_EXERCISE REQUIREMENTS:_ Copy each line of the entries beneath that contains the word "ffffff".

----

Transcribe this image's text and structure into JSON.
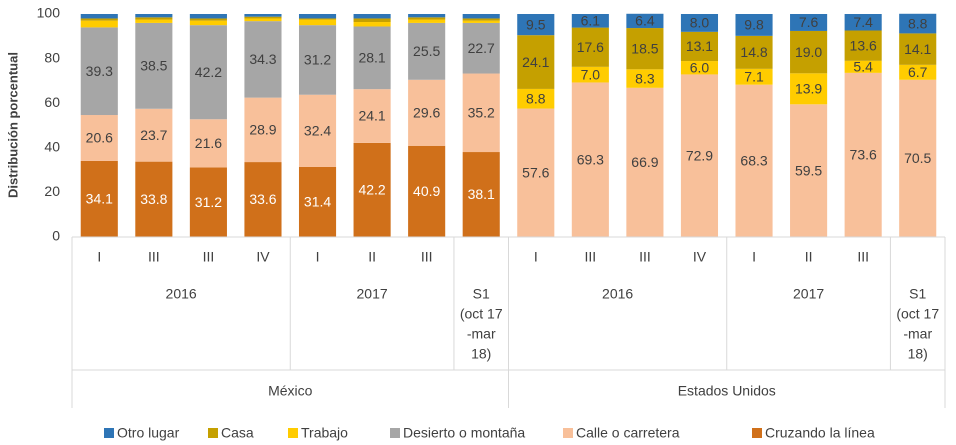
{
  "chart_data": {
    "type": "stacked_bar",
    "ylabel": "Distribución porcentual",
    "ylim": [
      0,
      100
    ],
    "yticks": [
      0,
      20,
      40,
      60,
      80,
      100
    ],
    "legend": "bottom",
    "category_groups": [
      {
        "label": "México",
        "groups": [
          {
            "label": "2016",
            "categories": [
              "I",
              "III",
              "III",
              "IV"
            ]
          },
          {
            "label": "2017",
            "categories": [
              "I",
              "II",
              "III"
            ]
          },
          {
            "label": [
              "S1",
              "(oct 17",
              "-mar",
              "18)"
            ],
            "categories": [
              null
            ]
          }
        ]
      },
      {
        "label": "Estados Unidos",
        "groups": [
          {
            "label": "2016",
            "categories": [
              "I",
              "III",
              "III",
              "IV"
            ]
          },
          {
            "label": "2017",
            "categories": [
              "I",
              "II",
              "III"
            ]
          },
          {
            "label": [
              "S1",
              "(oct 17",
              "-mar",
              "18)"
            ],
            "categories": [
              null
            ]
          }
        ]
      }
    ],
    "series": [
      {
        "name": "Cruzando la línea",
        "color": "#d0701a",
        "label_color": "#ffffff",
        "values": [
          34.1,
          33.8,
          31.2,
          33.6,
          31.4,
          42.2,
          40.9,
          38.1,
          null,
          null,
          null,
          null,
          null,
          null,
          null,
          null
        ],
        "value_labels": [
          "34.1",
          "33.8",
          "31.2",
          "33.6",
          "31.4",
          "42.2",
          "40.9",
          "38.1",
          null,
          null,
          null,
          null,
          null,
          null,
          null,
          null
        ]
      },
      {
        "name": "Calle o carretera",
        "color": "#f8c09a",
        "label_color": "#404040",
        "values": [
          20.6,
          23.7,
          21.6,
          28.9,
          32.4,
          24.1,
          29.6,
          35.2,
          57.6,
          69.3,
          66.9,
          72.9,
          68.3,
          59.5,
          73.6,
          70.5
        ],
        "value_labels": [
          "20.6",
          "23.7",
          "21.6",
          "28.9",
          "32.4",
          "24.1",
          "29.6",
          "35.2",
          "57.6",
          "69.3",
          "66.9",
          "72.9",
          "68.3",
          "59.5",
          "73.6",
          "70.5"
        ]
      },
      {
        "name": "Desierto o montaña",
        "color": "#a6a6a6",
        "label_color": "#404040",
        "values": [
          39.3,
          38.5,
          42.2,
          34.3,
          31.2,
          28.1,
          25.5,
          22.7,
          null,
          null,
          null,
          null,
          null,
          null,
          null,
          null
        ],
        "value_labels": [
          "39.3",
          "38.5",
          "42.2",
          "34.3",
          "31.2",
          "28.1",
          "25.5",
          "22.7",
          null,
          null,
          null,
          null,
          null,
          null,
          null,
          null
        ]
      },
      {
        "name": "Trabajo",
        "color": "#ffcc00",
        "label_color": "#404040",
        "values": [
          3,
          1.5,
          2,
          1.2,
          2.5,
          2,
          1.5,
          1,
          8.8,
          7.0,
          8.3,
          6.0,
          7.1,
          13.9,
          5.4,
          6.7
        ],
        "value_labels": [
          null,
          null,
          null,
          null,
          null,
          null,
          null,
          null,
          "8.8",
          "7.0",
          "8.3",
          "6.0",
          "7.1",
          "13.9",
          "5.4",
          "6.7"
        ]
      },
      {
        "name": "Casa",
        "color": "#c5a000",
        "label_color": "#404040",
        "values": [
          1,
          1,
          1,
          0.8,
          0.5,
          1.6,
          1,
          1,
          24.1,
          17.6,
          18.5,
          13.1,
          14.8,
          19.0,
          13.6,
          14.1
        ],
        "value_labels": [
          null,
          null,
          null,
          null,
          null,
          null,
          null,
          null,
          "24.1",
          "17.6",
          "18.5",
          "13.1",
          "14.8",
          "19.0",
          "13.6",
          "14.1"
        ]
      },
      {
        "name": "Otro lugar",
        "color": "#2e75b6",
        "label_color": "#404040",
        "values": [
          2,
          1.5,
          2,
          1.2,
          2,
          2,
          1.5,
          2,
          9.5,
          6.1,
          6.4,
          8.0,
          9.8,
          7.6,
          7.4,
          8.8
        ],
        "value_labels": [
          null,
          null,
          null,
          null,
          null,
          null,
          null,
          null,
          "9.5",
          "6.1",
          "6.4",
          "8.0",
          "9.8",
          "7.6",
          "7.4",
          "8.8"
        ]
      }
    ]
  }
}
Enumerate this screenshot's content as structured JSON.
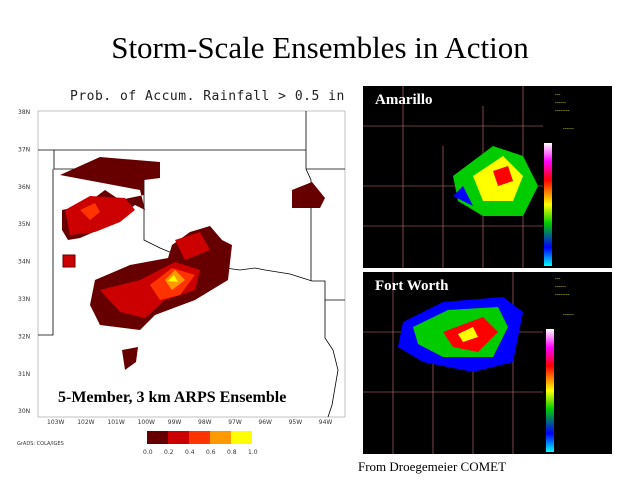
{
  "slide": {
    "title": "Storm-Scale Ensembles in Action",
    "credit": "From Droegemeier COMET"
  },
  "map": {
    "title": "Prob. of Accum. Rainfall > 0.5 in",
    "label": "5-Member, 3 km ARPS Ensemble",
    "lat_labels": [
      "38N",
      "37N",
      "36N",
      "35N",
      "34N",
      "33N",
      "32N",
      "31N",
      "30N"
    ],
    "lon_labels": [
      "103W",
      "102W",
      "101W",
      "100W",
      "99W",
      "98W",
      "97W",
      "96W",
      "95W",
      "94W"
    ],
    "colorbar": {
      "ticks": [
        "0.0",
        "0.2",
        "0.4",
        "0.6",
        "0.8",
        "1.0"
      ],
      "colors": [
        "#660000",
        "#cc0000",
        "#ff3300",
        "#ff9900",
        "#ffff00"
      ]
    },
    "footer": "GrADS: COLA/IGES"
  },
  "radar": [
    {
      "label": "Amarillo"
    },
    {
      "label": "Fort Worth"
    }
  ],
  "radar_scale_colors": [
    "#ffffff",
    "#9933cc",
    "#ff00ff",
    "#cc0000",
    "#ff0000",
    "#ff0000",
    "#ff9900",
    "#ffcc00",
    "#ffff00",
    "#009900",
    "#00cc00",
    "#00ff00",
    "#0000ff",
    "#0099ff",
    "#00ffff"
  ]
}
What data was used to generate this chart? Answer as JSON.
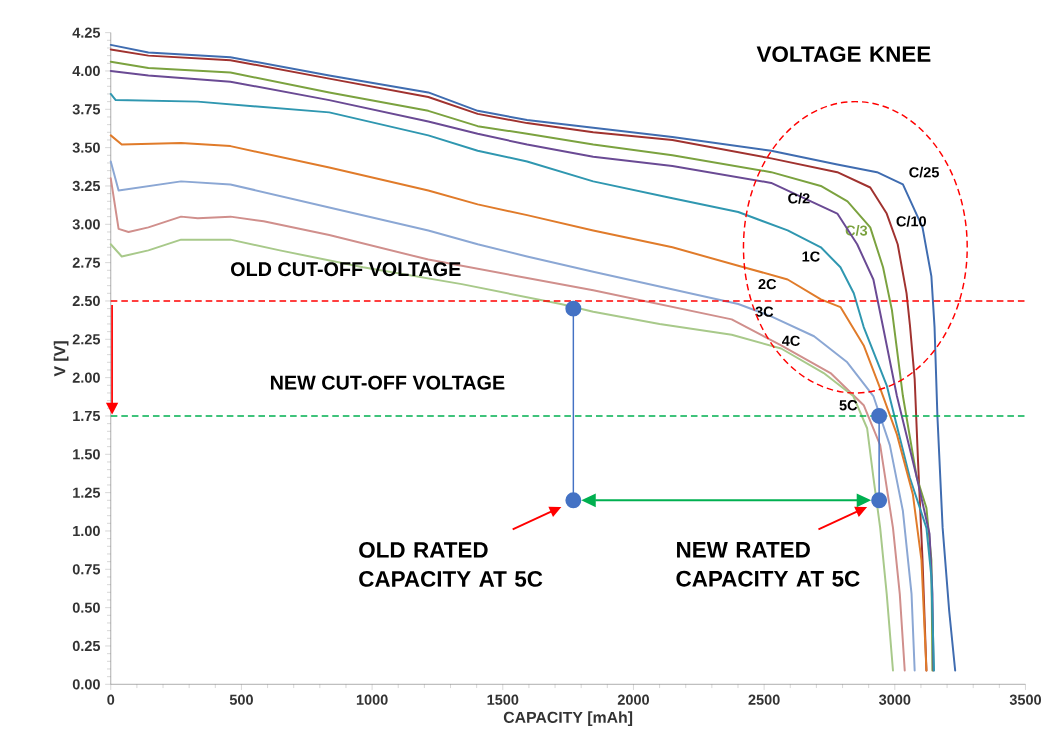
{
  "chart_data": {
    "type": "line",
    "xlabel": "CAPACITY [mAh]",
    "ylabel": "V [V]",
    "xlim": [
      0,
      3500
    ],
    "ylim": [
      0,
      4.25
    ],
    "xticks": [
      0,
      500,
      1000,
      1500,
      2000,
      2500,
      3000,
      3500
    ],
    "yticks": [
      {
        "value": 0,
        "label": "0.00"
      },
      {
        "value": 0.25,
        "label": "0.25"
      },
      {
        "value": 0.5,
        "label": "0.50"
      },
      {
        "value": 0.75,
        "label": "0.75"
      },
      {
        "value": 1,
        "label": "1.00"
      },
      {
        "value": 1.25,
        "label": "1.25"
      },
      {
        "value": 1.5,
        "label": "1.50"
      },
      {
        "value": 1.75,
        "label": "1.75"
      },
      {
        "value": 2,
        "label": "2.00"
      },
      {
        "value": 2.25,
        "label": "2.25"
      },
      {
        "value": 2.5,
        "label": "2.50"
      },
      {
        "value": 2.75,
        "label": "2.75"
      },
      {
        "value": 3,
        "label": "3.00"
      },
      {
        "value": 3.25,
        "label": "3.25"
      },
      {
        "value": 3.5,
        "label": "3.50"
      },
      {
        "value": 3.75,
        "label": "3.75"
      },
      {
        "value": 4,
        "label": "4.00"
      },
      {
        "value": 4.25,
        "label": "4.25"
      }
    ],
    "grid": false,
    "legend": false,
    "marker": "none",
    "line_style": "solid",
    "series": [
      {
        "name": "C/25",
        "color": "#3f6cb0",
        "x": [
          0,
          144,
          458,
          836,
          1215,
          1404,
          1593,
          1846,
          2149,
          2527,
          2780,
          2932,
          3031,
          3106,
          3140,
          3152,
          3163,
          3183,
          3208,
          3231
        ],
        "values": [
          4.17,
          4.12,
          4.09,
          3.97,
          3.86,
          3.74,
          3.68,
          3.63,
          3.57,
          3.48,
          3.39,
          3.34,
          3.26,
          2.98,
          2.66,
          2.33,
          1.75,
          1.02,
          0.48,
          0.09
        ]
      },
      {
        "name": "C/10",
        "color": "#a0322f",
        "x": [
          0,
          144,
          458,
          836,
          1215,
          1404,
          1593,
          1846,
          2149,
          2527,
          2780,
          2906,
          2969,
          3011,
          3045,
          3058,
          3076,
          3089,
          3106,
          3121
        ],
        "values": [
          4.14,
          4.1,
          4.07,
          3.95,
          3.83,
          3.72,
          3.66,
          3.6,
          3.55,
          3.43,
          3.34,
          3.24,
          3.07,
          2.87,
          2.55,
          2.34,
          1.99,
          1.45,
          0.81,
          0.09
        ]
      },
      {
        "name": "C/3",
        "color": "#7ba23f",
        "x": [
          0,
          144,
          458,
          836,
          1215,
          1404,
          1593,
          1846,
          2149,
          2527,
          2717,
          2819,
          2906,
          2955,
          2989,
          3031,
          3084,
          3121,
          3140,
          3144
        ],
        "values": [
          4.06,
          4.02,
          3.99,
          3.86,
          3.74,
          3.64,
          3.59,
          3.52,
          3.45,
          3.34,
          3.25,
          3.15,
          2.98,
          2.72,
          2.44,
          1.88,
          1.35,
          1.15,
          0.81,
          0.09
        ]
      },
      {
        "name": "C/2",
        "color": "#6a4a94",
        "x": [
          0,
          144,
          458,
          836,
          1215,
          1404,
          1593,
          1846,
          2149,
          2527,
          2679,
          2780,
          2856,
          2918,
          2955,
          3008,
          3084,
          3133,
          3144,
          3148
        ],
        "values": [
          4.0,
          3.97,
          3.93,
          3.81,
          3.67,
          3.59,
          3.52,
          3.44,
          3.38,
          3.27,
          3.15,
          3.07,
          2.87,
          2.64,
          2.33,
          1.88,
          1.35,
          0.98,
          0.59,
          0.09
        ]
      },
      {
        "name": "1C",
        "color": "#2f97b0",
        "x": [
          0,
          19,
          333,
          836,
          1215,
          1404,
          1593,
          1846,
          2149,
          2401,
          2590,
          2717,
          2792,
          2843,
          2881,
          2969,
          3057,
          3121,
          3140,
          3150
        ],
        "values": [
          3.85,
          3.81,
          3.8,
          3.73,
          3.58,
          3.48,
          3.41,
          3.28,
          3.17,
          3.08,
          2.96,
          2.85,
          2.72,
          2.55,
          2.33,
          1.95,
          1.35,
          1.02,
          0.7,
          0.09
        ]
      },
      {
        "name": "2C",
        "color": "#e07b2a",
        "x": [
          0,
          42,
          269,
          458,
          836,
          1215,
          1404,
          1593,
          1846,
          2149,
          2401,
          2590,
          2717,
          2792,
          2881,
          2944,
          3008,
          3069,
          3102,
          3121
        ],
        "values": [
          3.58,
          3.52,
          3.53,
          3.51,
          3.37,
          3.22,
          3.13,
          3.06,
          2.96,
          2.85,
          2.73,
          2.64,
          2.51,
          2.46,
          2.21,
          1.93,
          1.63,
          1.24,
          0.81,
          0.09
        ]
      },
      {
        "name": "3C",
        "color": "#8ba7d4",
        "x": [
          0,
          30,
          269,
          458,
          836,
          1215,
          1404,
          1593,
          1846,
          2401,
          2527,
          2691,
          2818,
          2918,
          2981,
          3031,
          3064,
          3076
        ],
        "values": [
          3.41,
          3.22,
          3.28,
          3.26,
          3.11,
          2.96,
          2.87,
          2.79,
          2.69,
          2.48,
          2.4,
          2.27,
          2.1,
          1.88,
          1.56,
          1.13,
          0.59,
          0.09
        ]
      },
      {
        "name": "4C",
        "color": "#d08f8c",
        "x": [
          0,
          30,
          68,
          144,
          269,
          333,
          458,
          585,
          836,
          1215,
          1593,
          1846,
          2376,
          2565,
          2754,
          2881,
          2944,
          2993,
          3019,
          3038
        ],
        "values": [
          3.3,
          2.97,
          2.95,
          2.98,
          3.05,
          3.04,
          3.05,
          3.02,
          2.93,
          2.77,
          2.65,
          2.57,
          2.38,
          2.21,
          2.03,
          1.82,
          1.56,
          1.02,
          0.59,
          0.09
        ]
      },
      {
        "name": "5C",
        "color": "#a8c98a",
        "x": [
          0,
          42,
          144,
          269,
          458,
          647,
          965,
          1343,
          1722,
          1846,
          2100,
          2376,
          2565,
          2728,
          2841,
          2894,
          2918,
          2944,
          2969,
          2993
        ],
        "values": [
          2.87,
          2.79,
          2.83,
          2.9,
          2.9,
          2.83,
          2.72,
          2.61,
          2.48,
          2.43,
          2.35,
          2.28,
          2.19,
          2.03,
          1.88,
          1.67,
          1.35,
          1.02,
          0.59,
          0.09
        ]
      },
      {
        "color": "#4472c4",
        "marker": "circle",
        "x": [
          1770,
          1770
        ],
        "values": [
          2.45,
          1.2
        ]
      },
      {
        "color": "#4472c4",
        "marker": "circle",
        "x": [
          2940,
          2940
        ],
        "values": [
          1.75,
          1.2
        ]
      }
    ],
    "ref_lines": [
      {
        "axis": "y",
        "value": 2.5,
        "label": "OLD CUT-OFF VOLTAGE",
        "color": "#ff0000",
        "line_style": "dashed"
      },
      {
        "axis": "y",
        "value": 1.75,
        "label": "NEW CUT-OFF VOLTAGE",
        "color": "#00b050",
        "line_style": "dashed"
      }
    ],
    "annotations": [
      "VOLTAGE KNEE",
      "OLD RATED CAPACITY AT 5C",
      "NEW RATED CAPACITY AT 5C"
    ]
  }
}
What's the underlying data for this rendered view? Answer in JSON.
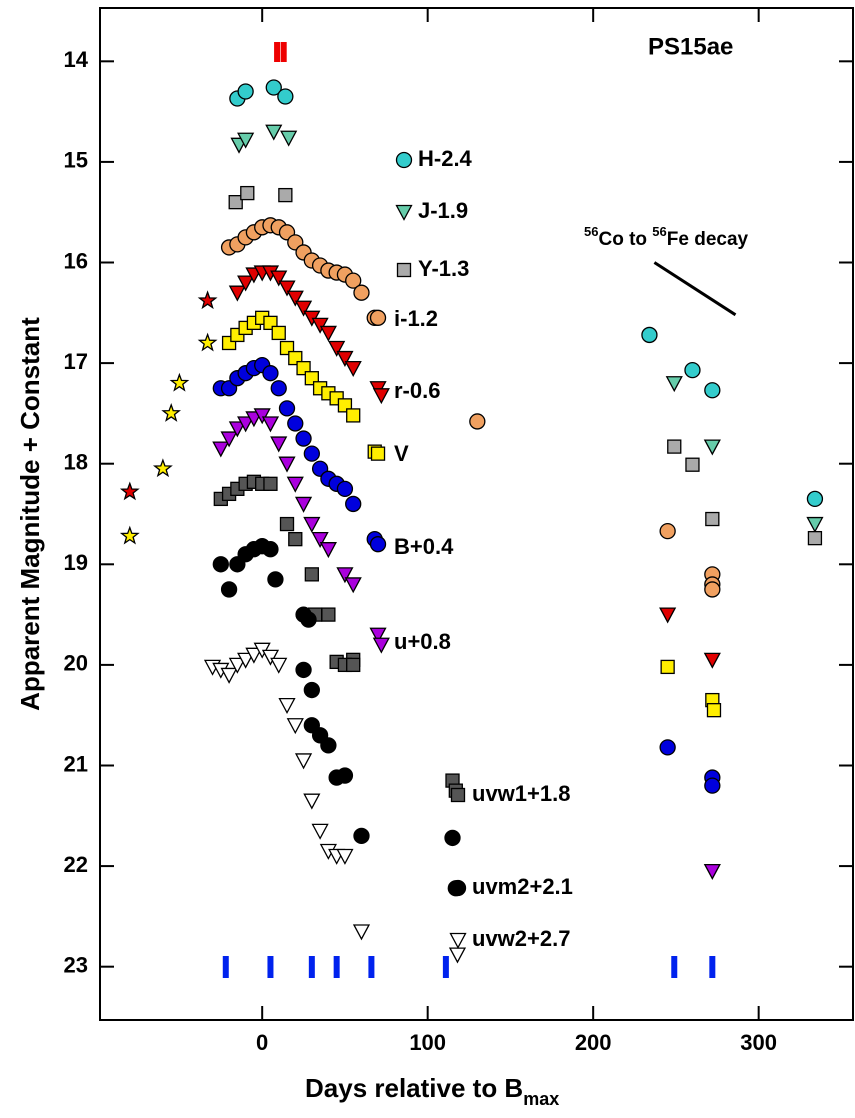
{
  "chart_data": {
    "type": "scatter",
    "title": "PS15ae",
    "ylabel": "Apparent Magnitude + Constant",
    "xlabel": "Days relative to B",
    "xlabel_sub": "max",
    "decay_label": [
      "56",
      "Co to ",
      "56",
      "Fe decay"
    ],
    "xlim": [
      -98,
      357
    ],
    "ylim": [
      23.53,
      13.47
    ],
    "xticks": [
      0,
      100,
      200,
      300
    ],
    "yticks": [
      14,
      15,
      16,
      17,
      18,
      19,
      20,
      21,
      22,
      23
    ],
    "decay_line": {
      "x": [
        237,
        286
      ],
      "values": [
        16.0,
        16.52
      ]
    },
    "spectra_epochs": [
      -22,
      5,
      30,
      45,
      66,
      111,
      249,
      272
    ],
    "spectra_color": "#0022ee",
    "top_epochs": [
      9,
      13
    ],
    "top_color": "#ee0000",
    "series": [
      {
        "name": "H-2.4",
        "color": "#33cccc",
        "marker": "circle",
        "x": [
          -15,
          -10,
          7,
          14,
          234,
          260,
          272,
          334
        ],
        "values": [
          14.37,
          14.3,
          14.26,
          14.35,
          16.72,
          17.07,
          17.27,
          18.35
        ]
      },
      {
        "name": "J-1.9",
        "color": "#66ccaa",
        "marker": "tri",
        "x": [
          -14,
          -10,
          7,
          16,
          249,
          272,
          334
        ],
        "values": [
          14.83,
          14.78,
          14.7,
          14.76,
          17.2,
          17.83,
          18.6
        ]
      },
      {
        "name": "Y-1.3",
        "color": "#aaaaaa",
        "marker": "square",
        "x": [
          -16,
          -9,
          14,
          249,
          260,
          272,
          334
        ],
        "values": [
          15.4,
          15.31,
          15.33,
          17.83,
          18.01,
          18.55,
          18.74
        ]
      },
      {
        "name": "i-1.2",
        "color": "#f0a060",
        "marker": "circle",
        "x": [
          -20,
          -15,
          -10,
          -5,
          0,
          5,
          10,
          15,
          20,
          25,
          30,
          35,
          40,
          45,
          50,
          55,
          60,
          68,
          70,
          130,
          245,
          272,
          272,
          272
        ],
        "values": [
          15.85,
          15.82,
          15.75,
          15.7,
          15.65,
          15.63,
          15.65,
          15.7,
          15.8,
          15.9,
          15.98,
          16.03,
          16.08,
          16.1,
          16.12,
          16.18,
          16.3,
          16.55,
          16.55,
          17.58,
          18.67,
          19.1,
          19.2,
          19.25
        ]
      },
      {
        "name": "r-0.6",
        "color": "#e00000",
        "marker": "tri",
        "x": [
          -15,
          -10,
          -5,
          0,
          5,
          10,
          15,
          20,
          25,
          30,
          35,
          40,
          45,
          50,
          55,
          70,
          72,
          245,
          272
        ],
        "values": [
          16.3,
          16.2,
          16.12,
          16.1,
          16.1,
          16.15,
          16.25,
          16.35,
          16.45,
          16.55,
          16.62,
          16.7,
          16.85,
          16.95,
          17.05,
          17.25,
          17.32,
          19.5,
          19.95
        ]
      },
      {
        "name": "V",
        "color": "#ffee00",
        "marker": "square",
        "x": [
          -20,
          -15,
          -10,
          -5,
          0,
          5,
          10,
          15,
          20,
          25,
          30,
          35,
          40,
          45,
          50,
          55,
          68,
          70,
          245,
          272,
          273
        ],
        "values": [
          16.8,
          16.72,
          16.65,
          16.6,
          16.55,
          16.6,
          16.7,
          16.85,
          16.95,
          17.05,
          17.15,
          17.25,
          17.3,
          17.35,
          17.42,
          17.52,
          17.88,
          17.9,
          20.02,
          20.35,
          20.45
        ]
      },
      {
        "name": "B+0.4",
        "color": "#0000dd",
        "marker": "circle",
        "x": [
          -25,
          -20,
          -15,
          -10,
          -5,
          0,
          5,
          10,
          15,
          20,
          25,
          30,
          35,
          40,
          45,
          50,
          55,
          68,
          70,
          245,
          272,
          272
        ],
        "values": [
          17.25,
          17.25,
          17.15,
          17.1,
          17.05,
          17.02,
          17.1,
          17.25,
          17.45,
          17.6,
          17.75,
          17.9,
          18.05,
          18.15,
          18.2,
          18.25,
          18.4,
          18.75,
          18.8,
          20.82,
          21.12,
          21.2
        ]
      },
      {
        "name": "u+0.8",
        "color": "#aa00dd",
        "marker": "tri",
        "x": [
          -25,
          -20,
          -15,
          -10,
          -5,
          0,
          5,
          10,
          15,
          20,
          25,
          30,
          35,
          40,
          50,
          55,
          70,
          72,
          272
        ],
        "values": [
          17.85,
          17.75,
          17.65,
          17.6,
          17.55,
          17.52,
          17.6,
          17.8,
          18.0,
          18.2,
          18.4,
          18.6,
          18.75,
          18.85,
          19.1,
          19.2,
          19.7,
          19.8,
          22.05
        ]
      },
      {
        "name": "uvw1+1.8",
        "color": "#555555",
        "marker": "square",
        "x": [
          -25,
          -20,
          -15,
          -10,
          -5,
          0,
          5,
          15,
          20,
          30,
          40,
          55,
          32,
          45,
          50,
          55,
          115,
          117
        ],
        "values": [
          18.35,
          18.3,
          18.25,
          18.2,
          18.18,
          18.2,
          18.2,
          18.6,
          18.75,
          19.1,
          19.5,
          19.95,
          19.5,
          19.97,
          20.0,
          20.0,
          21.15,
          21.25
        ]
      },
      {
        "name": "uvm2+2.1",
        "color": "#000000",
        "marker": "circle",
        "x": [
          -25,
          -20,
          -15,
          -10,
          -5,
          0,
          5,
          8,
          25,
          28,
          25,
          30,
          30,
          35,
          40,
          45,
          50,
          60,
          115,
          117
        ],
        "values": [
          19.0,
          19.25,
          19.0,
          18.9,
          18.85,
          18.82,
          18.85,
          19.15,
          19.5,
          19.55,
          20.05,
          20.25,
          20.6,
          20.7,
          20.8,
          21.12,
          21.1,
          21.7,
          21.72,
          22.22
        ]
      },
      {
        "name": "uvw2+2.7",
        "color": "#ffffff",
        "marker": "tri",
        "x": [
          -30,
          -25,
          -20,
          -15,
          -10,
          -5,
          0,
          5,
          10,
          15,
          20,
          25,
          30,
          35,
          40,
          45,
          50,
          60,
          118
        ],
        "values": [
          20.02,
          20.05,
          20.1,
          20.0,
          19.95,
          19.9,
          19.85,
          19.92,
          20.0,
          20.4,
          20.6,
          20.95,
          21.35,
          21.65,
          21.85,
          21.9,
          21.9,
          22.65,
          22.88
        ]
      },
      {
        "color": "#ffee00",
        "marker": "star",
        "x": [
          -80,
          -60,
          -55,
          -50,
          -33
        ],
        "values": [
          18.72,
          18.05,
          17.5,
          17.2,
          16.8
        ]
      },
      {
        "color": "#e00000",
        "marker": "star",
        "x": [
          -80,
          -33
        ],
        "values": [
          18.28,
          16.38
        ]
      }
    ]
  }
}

----

_EXERCISE RESPONSE:_
        "label_color": "#ffffff",
    "#ffffff",
        "color": "#ffffff",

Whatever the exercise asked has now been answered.